__Extracted entries__:
(begin)

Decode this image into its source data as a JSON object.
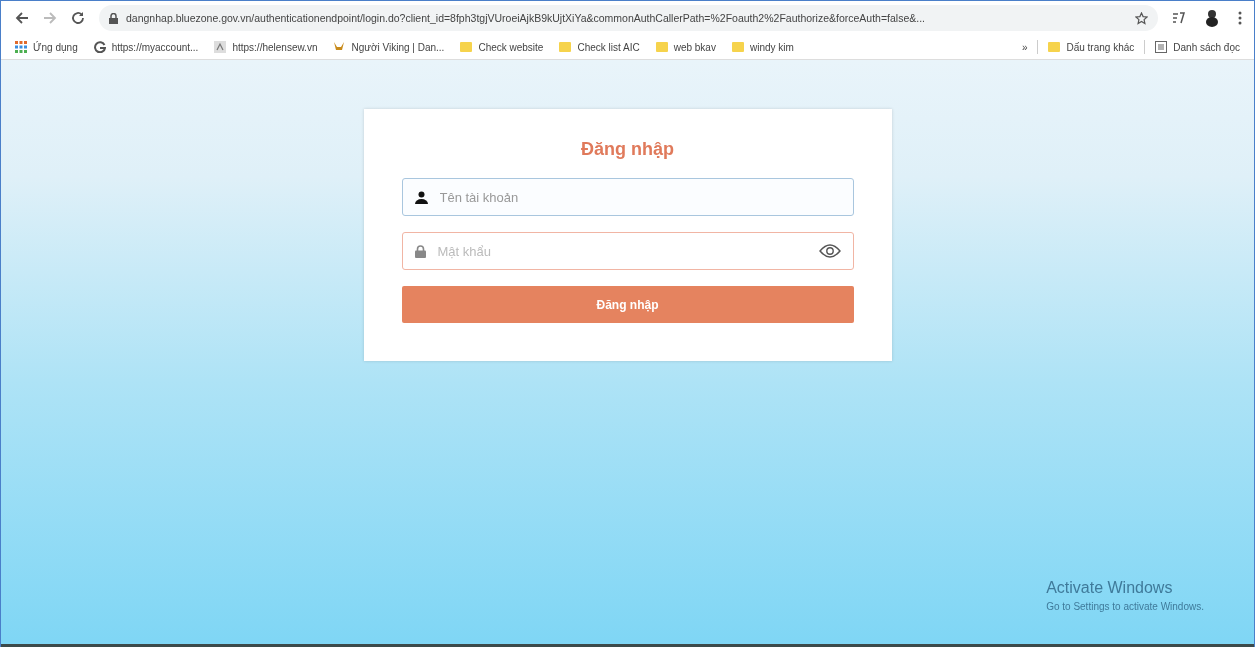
{
  "browser": {
    "url": "dangnhap.bluezone.gov.vn/authenticationendpoint/login.do?client_id=8fph3tgjVUroeiAjkB9kUjtXiYa&commonAuthCallerPath=%2Foauth2%2Fauthorize&forceAuth=false&..."
  },
  "bookmarks": [
    {
      "label": "Ứng dụng",
      "kind": "apps"
    },
    {
      "label": "https://myaccount...",
      "kind": "google"
    },
    {
      "label": "https://helensew.vn",
      "kind": "site"
    },
    {
      "label": "Người Viking | Dan...",
      "kind": "viking"
    },
    {
      "label": "Check website",
      "kind": "folder"
    },
    {
      "label": "Check list AIC",
      "kind": "folder"
    },
    {
      "label": "web bkav",
      "kind": "folder"
    },
    {
      "label": "windy kim",
      "kind": "folder"
    }
  ],
  "bookmarks_overflow": "»",
  "other_bookmarks": "Dấu trang khác",
  "reading_list": "Danh sách đọc",
  "login": {
    "title": "Đăng nhập",
    "fields": [
      {
        "kind": "user",
        "placeholder": "Tên tài khoản",
        "focused": true,
        "invalid": false
      },
      {
        "kind": "password",
        "placeholder": "Mật khẩu",
        "focused": false,
        "invalid": true
      }
    ],
    "button": "Đăng nhập"
  },
  "activation_notice": {
    "title": "Activate Windows",
    "subtitle": "Go to Settings to activate Windows."
  }
}
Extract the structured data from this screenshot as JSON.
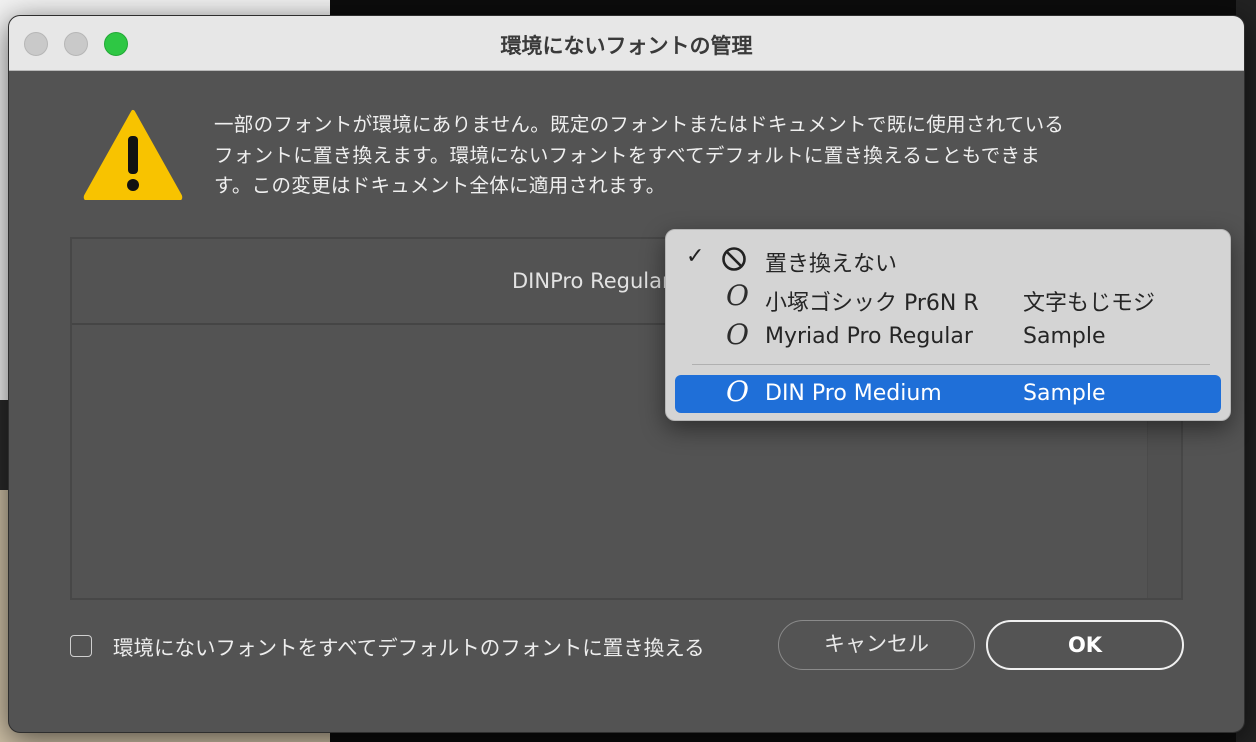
{
  "window": {
    "title": "環境にないフォントの管理"
  },
  "icons": {
    "warning": "warning-icon",
    "no_replace": "prohibited-icon",
    "font_type": "opentype-font-icon",
    "check": "checkmark-icon"
  },
  "colors": {
    "warning_yellow": "#f8c300",
    "selection_blue": "#1f6fd8",
    "zoom_green": "#2ec744"
  },
  "message": {
    "line1": "一部のフォントが環境にありません。既定のフォントまたはドキュメントで既に使用されている",
    "line2": "フォントに置き換えます。環境にないフォントをすべてデフォルトに置き換えることもできま",
    "line3": "す。この変更はドキュメント全体に適用されます。"
  },
  "table": {
    "missing_font_column": "DINPro Regular"
  },
  "dropdown": {
    "items": [
      {
        "label": "置き換えない",
        "checked": true,
        "icon": "prohibited-icon"
      },
      {
        "label": "小塚ゴシック Pr6N R",
        "sample": "文字もじモジ",
        "icon": "opentype-font-icon"
      },
      {
        "label": "Myriad Pro Regular",
        "sample": "Sample",
        "icon": "opentype-font-icon"
      },
      {
        "label": "DIN Pro Medium",
        "sample": "Sample",
        "icon": "opentype-font-icon",
        "highlighted": true
      }
    ],
    "glyph": "O",
    "check_mark": "✓"
  },
  "footer": {
    "replace_all_label": "環境にないフォントをすべてデフォルトのフォントに置き換える",
    "replace_all_checked": false,
    "cancel_label": "キャンセル",
    "ok_label": "OK"
  }
}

(end)

__Problem details__:
Reproduce word for word the lines running from the line with "Extract the structured" through the end of the data, both included, and nothing else; leave out the pictures.

__Result__:
Extract the structured data from this screenshot as JSON.
{
  "window": {
    "title": "環境にないフォントの管理"
  },
  "icons": {
    "warning": "warning-icon",
    "no_replace": "prohibited-icon",
    "font_type": "opentype-font-icon",
    "check": "checkmark-icon"
  },
  "colors": {
    "warning_yellow": "#f8c300",
    "selection_blue": "#1f6fd8",
    "zoom_green": "#2ec744"
  },
  "message": {
    "line1": "一部のフォントが環境にありません。既定のフォントまたはドキュメントで既に使用されている",
    "line2": "フォントに置き換えます。環境にないフォントをすべてデフォルトに置き換えることもできま",
    "line3": "す。この変更はドキュメント全体に適用されます。"
  },
  "table": {
    "missing_font_column": "DINPro Regular"
  },
  "dropdown": {
    "items": [
      {
        "label": "置き換えない",
        "checked": true,
        "icon": "prohibited-icon"
      },
      {
        "label": "小塚ゴシック Pr6N R",
        "sample": "文字もじモジ",
        "icon": "opentype-font-icon"
      },
      {
        "label": "Myriad Pro Regular",
        "sample": "Sample",
        "icon": "opentype-font-icon"
      },
      {
        "label": "DIN Pro Medium",
        "sample": "Sample",
        "icon": "opentype-font-icon",
        "highlighted": true
      }
    ],
    "glyph": "O",
    "check_mark": "✓"
  },
  "footer": {
    "replace_all_label": "環境にないフォントをすべてデフォルトのフォントに置き換える",
    "replace_all_checked": false,
    "cancel_label": "キャンセル",
    "ok_label": "OK"
  }
}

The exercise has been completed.